[start Supplied records]

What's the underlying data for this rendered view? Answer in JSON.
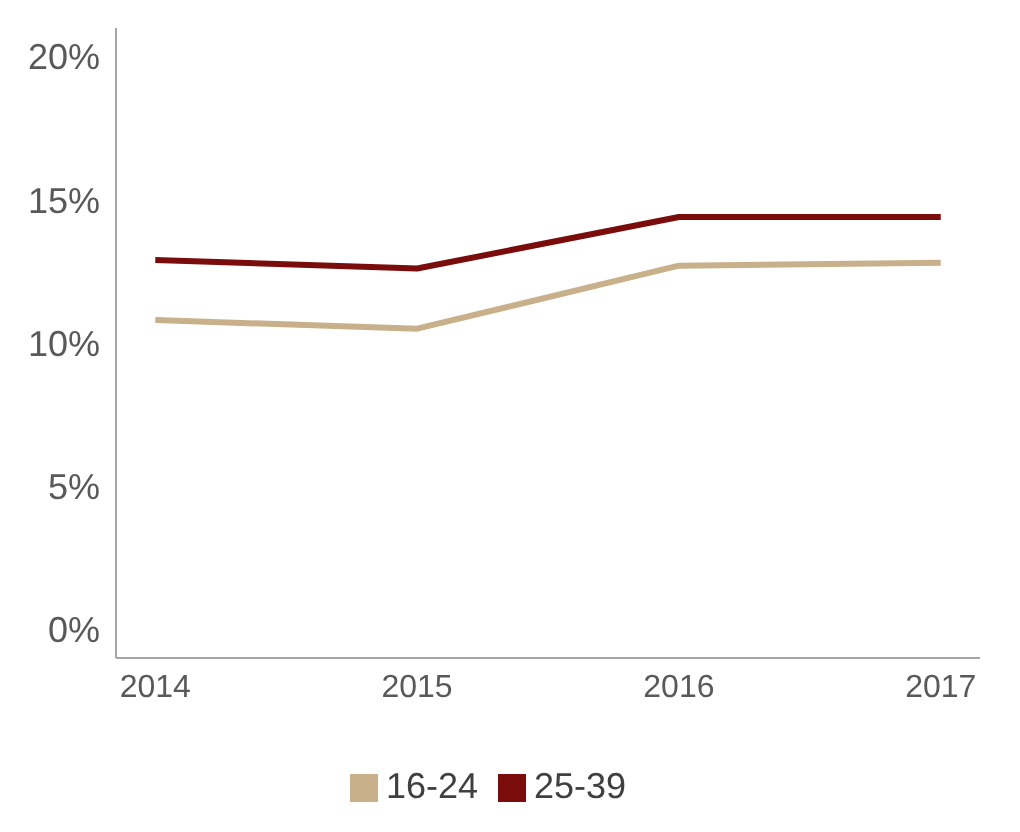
{
  "chart_data": {
    "type": "line",
    "x": [
      2014,
      2015,
      2016,
      2017
    ],
    "xlim": [
      2013.85,
      2017.15
    ],
    "xticks": [
      2014,
      2015,
      2016,
      2017
    ],
    "ylim": [
      -1,
      21
    ],
    "yticks": [
      {
        "value": 0,
        "label": "0%"
      },
      {
        "value": 5,
        "label": "5%"
      },
      {
        "value": 10,
        "label": "10%"
      },
      {
        "value": 15,
        "label": "15%"
      },
      {
        "value": 20,
        "label": "20%"
      }
    ],
    "grid": false,
    "legend": "bottom",
    "marker": "none",
    "line_style": "solid",
    "series": [
      {
        "name": "16-24",
        "color": "#c8b08a",
        "values": [
          10.8,
          10.5,
          12.7,
          12.8
        ]
      },
      {
        "name": "25-39",
        "color": "#7b0c0c",
        "values": [
          12.9,
          12.6,
          14.4,
          14.4
        ]
      }
    ]
  }
}
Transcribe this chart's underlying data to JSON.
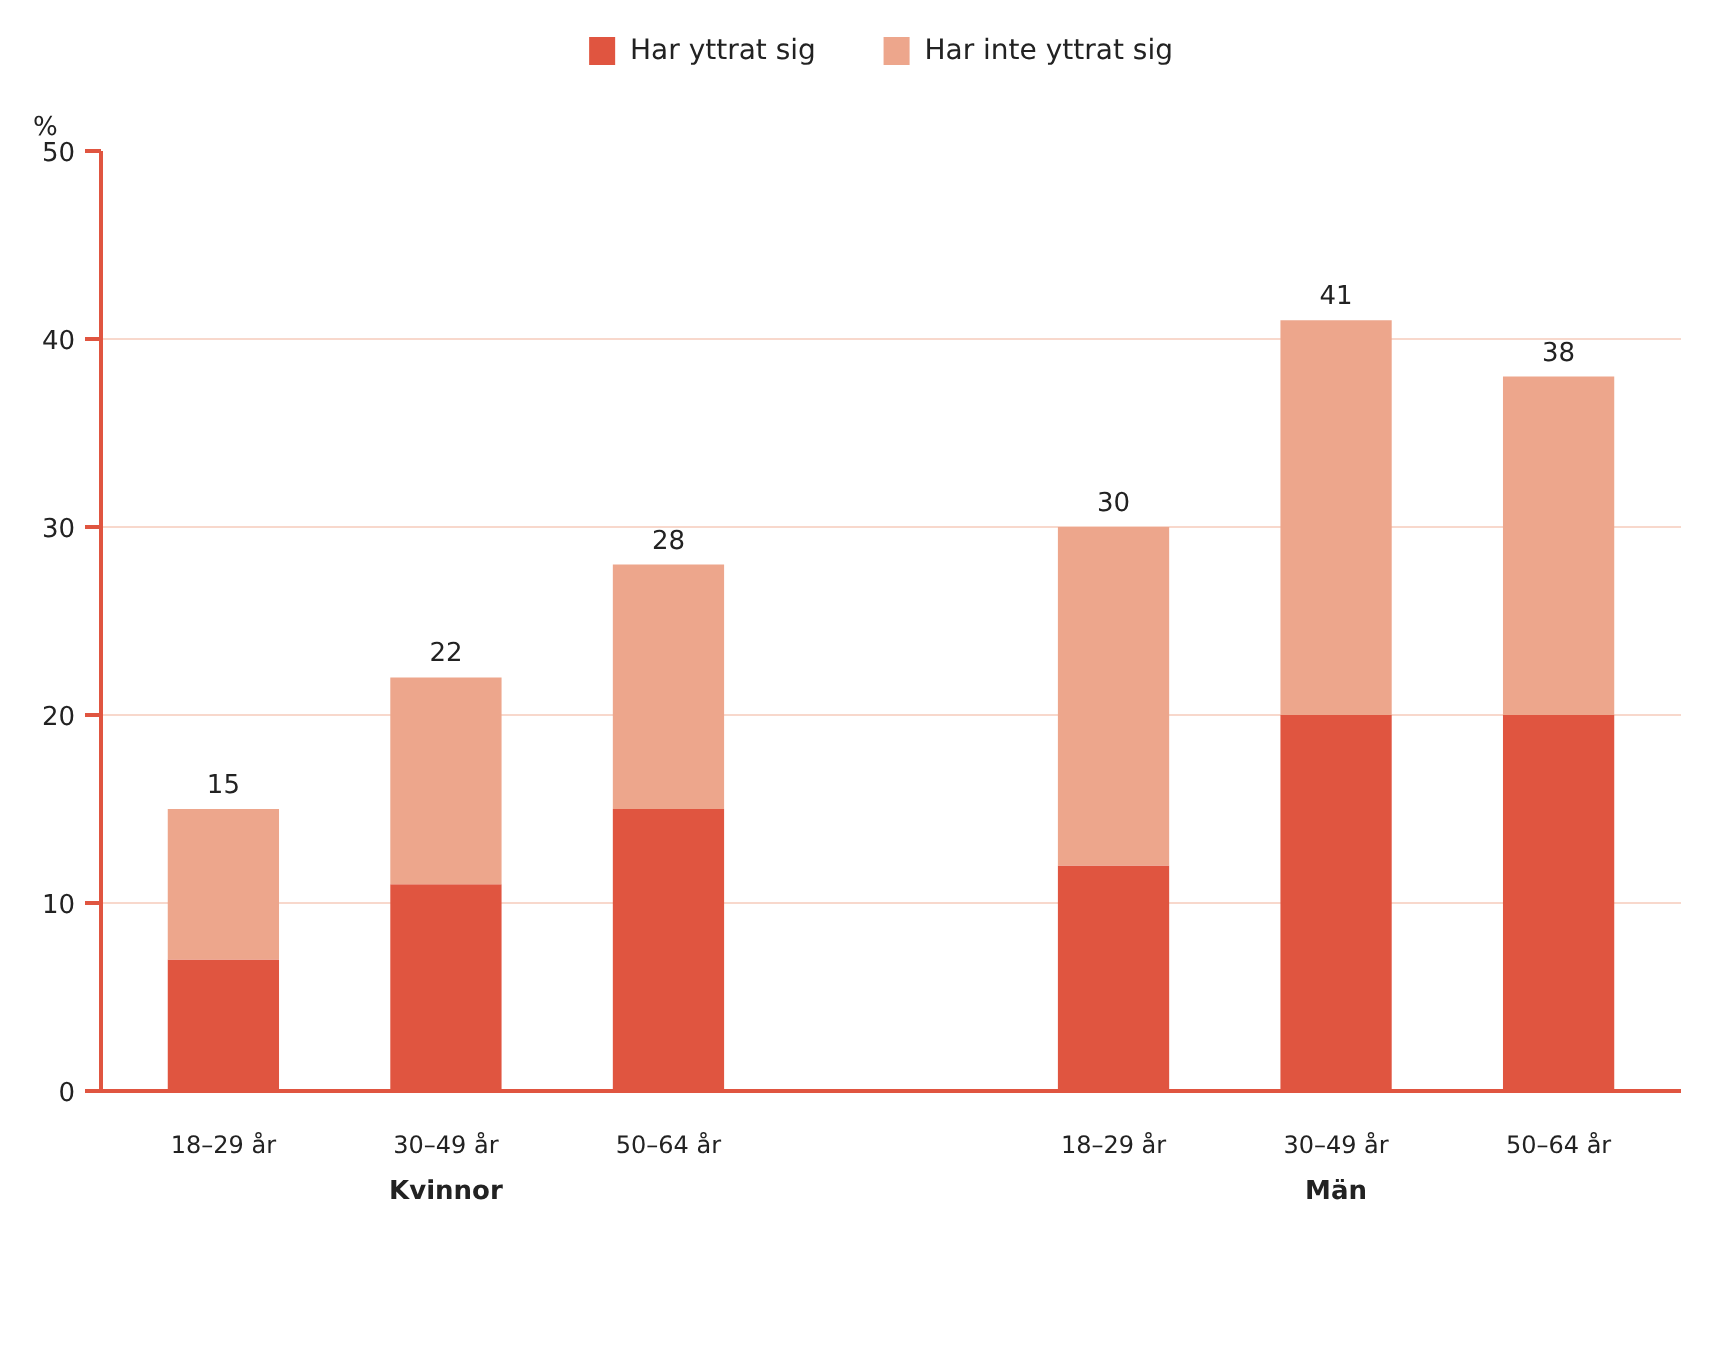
{
  "chart_data": {
    "type": "bar",
    "stacked": true,
    "ylabel": "%",
    "categories": [
      "18–29 år",
      "30–49 år",
      "50–64 år",
      null,
      "18–29 år",
      "30–49 år",
      "50–64 år"
    ],
    "series": [
      {
        "name": "Har yttrat sig",
        "color": "#e05540",
        "values": [
          7,
          11,
          15,
          null,
          12,
          20,
          20
        ]
      },
      {
        "name": "Har inte yttrat sig",
        "color": "#eda68c",
        "values": [
          8,
          11,
          13,
          null,
          18,
          21,
          18
        ]
      }
    ],
    "totals": [
      "15",
      "22",
      "28",
      null,
      "30",
      "41",
      "38"
    ],
    "annotations": [
      "Kvinnor",
      "Män"
    ],
    "ylim": [
      0,
      50
    ],
    "yticks": [
      0,
      10,
      20,
      30,
      40,
      50
    ],
    "grid": "y",
    "legend": "top"
  }
}
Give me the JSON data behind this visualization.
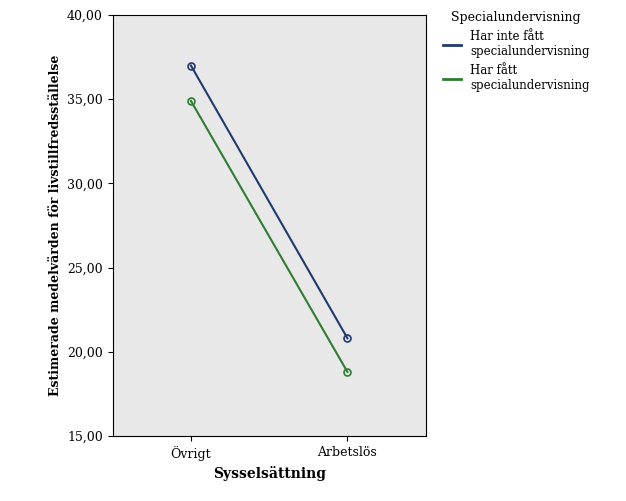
{
  "title": "",
  "xlabel": "Sysselsättning",
  "ylabel": "Estimerade medelvärden för livstillfredsställelse",
  "x_categories": [
    "Övrigt",
    "Arbetslös"
  ],
  "series": [
    {
      "label_line1": "Har inte fått",
      "label_line2": "specialundervisning",
      "color": "#1f3a6e",
      "values": [
        37.0,
        20.8
      ]
    },
    {
      "label_line1": "Har fått",
      "label_line2": "specialundervisning",
      "color": "#2e7d32",
      "values": [
        34.9,
        18.8
      ]
    }
  ],
  "legend_title": "Specialundervisning",
  "ylim": [
    15.0,
    40.0
  ],
  "yticks": [
    15.0,
    20.0,
    25.0,
    30.0,
    35.0,
    40.0
  ],
  "figure_bg_color": "#ffffff",
  "plot_bg_color": "#e8e8e8",
  "marker": "o",
  "marker_size": 5,
  "linewidth": 1.5
}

[end Supplied records]

◆ Description of the task
Omit the pictures and please write out exactly the lines between the one containing "Give me the" and the last line of the entries, both included.

◆ Exercise answer
Give me the JSON data behind this visualization.
{
  "title": "",
  "xlabel": "Sysselsättning",
  "ylabel": "Estimerade medelvärden för livstillfredsställelse",
  "x_categories": [
    "Övrigt",
    "Arbetslös"
  ],
  "series": [
    {
      "label_line1": "Har inte fått",
      "label_line2": "specialundervisning",
      "color": "#1f3a6e",
      "values": [
        37.0,
        20.8
      ]
    },
    {
      "label_line1": "Har fått",
      "label_line2": "specialundervisning",
      "color": "#2e7d32",
      "values": [
        34.9,
        18.8
      ]
    }
  ],
  "legend_title": "Specialundervisning",
  "ylim": [
    15.0,
    40.0
  ],
  "yticks": [
    15.0,
    20.0,
    25.0,
    30.0,
    35.0,
    40.0
  ],
  "figure_bg_color": "#ffffff",
  "plot_bg_color": "#e8e8e8",
  "marker": "o",
  "marker_size": 5,
  "linewidth": 1.5
}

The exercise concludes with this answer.